Work to be completed
The records that follow are to be transcribed in full, without their images.

Dataset entries
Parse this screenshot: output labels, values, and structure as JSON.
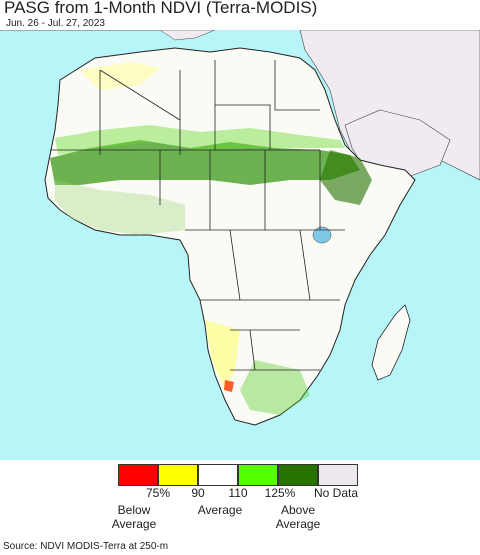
{
  "title": "PASG from 1-Month NDVI (Terra-MODIS)",
  "subtitle": "Jun. 26 - Jul. 27, 2023",
  "colors": {
    "ocean": "#b7f5f9",
    "land_other": "#efebf0",
    "land_africa": "#fbfbf6",
    "border": "#222222"
  },
  "legend": {
    "classes": [
      {
        "name": "below-75",
        "color": "#ff0000"
      },
      {
        "name": "75-90",
        "color": "#ffff00"
      },
      {
        "name": "90-110",
        "color": "#ffffff"
      },
      {
        "name": "110-125",
        "color": "#55ff00"
      },
      {
        "name": "above-125",
        "color": "#267300"
      },
      {
        "name": "no-data",
        "color": "#ede8ed"
      }
    ],
    "ticks": [
      "75%",
      "90",
      "110",
      "125%",
      "No Data"
    ],
    "below_line1": "Below",
    "below_line2": "Average",
    "average": "Average",
    "above_line1": "Above",
    "above_line2": "Average"
  },
  "source": "Source: NDVI MODIS-Terra at 250-m"
}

Reply
Parse this screenshot: output labels, values, and structure as JSON.
{
  "title": "PASG from 1-Month NDVI (Terra-MODIS)",
  "subtitle": "Jun. 26 - Jul. 27, 2023",
  "colors": {
    "ocean": "#b7f5f9",
    "land_other": "#efebf0",
    "land_africa": "#fbfbf6",
    "border": "#222222"
  },
  "legend": {
    "classes": [
      {
        "name": "below-75",
        "color": "#ff0000"
      },
      {
        "name": "75-90",
        "color": "#ffff00"
      },
      {
        "name": "90-110",
        "color": "#ffffff"
      },
      {
        "name": "110-125",
        "color": "#55ff00"
      },
      {
        "name": "above-125",
        "color": "#267300"
      },
      {
        "name": "no-data",
        "color": "#ede8ed"
      }
    ],
    "ticks": [
      "75%",
      "90",
      "110",
      "125%",
      "No Data"
    ],
    "below_line1": "Below",
    "below_line2": "Average",
    "average": "Average",
    "above_line1": "Above",
    "above_line2": "Average"
  },
  "source": "Source: NDVI MODIS-Terra at 250-m"
}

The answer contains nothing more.